[What the task asks] Restate the whole listing exactly.

[BEGIN The data]

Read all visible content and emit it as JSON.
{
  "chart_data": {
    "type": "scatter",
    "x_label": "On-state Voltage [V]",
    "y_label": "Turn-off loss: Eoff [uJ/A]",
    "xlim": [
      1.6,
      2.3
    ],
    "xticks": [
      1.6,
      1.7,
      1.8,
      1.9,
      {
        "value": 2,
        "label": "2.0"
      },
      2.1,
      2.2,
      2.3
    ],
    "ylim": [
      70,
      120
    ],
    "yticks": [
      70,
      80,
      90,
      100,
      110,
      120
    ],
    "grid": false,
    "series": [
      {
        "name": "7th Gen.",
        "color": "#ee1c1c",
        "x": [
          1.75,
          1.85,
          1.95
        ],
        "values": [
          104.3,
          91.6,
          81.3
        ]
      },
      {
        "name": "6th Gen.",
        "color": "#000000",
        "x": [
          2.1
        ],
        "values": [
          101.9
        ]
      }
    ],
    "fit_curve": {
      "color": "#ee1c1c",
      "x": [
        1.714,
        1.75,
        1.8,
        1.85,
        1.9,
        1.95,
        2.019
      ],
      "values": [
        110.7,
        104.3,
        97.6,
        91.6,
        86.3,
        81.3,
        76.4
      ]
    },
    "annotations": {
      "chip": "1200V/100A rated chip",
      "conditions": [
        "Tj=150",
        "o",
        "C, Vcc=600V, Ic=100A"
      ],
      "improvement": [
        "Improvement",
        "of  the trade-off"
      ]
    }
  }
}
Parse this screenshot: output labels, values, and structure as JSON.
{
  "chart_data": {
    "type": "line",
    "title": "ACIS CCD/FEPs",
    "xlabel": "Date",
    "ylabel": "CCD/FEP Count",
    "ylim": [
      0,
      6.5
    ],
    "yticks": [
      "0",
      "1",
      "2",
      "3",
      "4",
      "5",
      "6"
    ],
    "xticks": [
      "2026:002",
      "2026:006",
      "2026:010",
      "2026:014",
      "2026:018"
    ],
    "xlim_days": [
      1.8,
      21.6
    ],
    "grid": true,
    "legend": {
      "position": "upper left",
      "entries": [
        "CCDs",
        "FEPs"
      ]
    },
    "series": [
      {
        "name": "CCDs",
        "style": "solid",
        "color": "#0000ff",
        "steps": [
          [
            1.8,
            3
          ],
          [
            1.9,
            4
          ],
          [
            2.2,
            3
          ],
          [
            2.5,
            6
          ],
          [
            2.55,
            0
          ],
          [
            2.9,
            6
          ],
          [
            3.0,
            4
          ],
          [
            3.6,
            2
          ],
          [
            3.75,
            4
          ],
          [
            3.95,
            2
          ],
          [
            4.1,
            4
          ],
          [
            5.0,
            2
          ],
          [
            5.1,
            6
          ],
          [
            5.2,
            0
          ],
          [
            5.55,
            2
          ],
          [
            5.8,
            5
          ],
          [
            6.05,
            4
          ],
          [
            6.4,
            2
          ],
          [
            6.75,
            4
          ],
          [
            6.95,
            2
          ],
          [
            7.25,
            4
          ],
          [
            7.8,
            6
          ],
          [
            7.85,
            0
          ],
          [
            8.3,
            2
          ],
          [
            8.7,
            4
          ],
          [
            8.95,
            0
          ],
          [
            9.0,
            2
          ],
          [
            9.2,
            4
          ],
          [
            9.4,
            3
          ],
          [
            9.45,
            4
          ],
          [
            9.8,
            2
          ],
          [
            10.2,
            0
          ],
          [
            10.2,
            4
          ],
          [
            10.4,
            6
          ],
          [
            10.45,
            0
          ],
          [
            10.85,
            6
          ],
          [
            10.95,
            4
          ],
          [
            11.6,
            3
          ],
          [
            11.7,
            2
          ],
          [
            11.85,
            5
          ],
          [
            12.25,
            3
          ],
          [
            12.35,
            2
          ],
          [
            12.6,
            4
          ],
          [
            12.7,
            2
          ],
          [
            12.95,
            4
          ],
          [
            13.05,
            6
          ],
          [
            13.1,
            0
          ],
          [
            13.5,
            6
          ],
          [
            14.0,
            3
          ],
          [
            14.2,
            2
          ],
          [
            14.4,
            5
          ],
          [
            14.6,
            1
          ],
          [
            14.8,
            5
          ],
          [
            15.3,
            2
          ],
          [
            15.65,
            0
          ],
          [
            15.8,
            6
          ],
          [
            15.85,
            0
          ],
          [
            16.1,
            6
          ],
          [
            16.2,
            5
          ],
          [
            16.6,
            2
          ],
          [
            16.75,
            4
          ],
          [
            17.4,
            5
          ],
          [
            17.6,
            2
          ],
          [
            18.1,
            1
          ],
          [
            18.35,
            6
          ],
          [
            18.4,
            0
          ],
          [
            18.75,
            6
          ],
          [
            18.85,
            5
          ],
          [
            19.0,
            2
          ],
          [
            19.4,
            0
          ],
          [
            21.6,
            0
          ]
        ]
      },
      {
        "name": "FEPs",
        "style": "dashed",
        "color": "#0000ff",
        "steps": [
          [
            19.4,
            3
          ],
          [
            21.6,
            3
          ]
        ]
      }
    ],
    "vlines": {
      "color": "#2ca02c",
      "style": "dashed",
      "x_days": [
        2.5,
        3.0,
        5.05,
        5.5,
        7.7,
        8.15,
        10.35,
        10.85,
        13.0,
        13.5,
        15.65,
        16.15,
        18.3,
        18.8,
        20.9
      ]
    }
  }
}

[END The data]

[Expected output]
Read all visible content and emit it as JSON.
{
  "chart_data": {
    "type": "scatter",
    "x_label": "On-state Voltage [V]",
    "y_label": "Turn-off loss: Eoff [uJ/A]",
    "xlim": [
      1.6,
      2.3
    ],
    "xticks": [
      1.6,
      1.7,
      1.8,
      1.9,
      {
        "value": 2,
        "label": "2.0"
      },
      2.1,
      2.2,
      2.3
    ],
    "ylim": [
      70,
      120
    ],
    "yticks": [
      70,
      80,
      90,
      100,
      110,
      120
    ],
    "grid": false,
    "series": [
      {
        "name": "7th Gen.",
        "color": "#ee1c1c",
        "x": [
          1.75,
          1.85,
          1.95
        ],
        "values": [
          104.3,
          91.6,
          81.3
        ]
      },
      {
        "name": "6th Gen.",
        "color": "#000000",
        "x": [
          2.1
        ],
        "values": [
          101.9
        ]
      }
    ],
    "fit_curve": {
      "color": "#ee1c1c",
      "x": [
        1.714,
        1.75,
        1.8,
        1.85,
        1.9,
        1.95,
        2.019
      ],
      "values": [
        110.7,
        104.3,
        97.6,
        91.6,
        86.3,
        81.3,
        76.4
      ]
    },
    "annotations": {
      "chip": "1200V/100A rated chip",
      "conditions": [
        "Tj=150",
        "o",
        "C, Vcc=600V, Ic=100A"
      ],
      "improvement": [
        "Improvement",
        "of  the trade-off"
      ]
    }
  }
}
Parse this screenshot: output labels, values, and structure as JSON.
{
  "chart_data": {
    "type": "line",
    "title": "ACIS CCD/FEPs",
    "xlabel": "Date",
    "ylabel": "CCD/FEP Count",
    "ylim": [
      0,
      6.5
    ],
    "yticks": [
      "0",
      "1",
      "2",
      "3",
      "4",
      "5",
      "6"
    ],
    "xticks": [
      "2026:002",
      "2026:006",
      "2026:010",
      "2026:014",
      "2026:018"
    ],
    "xlim_days": [
      1.8,
      21.6
    ],
    "grid": true,
    "legend": {
      "position": "upper left",
      "entries": [
        "CCDs",
        "FEPs"
      ]
    },
    "series": [
      {
        "name": "CCDs",
        "style": "solid",
        "color": "#0000ff",
        "steps": [
          [
            1.8,
            3
          ],
          [
            1.9,
            4
          ],
          [
            2.2,
            3
          ],
          [
            2.5,
            6
          ],
          [
            2.55,
            0
          ],
          [
            2.9,
            6
          ],
          [
            3.0,
            4
          ],
          [
            3.6,
            2
          ],
          [
            3.75,
            4
          ],
          [
            3.95,
            2
          ],
          [
            4.1,
            4
          ],
          [
            5.0,
            2
          ],
          [
            5.1,
            6
          ],
          [
            5.2,
            0
          ],
          [
            5.55,
            2
          ],
          [
            5.8,
            5
          ],
          [
            6.05,
            4
          ],
          [
            6.4,
            2
          ],
          [
            6.75,
            4
          ],
          [
            6.95,
            2
          ],
          [
            7.25,
            4
          ],
          [
            7.8,
            6
          ],
          [
            7.85,
            0
          ],
          [
            8.3,
            2
          ],
          [
            8.7,
            4
          ],
          [
            8.95,
            0
          ],
          [
            9.0,
            2
          ],
          [
            9.2,
            4
          ],
          [
            9.4,
            3
          ],
          [
            9.45,
            4
          ],
          [
            9.8,
            2
          ],
          [
            10.2,
            0
          ],
          [
            10.2,
            4
          ],
          [
            10.4,
            6
          ],
          [
            10.45,
            0
          ],
          [
            10.85,
            6
          ],
          [
            10.95,
            4
          ],
          [
            11.6,
            3
          ],
          [
            11.7,
            2
          ],
          [
            11.85,
            5
          ],
          [
            12.25,
            3
          ],
          [
            12.35,
            2
          ],
          [
            12.6,
            4
          ],
          [
            12.7,
            2
          ],
          [
            12.95,
            4
          ],
          [
            13.05,
            6
          ],
          [
            13.1,
            0
          ],
          [
            13.5,
            6
          ],
          [
            14.0,
            3
          ],
          [
            14.2,
            2
          ],
          [
            14.4,
            5
          ],
          [
            14.6,
            1
          ],
          [
            14.8,
            5
          ],
          [
            15.3,
            2
          ],
          [
            15.65,
            0
          ],
          [
            15.8,
            6
          ],
          [
            15.85,
            0
          ],
          [
            16.1,
            6
          ],
          [
            16.2,
            5
          ],
          [
            16.6,
            2
          ],
          [
            16.75,
            4
          ],
          [
            17.4,
            5
          ],
          [
            17.6,
            2
          ],
          [
            18.1,
            1
          ],
          [
            18.35,
            6
          ],
          [
            18.4,
            0
          ],
          [
            18.75,
            6
          ],
          [
            18.85,
            5
          ],
          [
            19.0,
            2
          ],
          [
            19.4,
            0
          ],
          [
            21.6,
            0
          ]
        ]
      },
      {
        "name": "FEPs",
        "style": "dashed",
        "color": "#0000ff",
        "steps": [
          [
            19.4,
            3
          ],
          [
            21.6,
            3
          ]
        ]
      }
    ],
    "vlines": {
      "color": "#2ca02c",
      "style": "dashed",
      "x_days": [
        2.5,
        3.0,
        5.05,
        5.5,
        7.7,
        8.15,
        10.35,
        10.85,
        13.0,
        13.5,
        15.65,
        16.15,
        18.3,
        18.8,
        20.9
      ]
    }
  }
}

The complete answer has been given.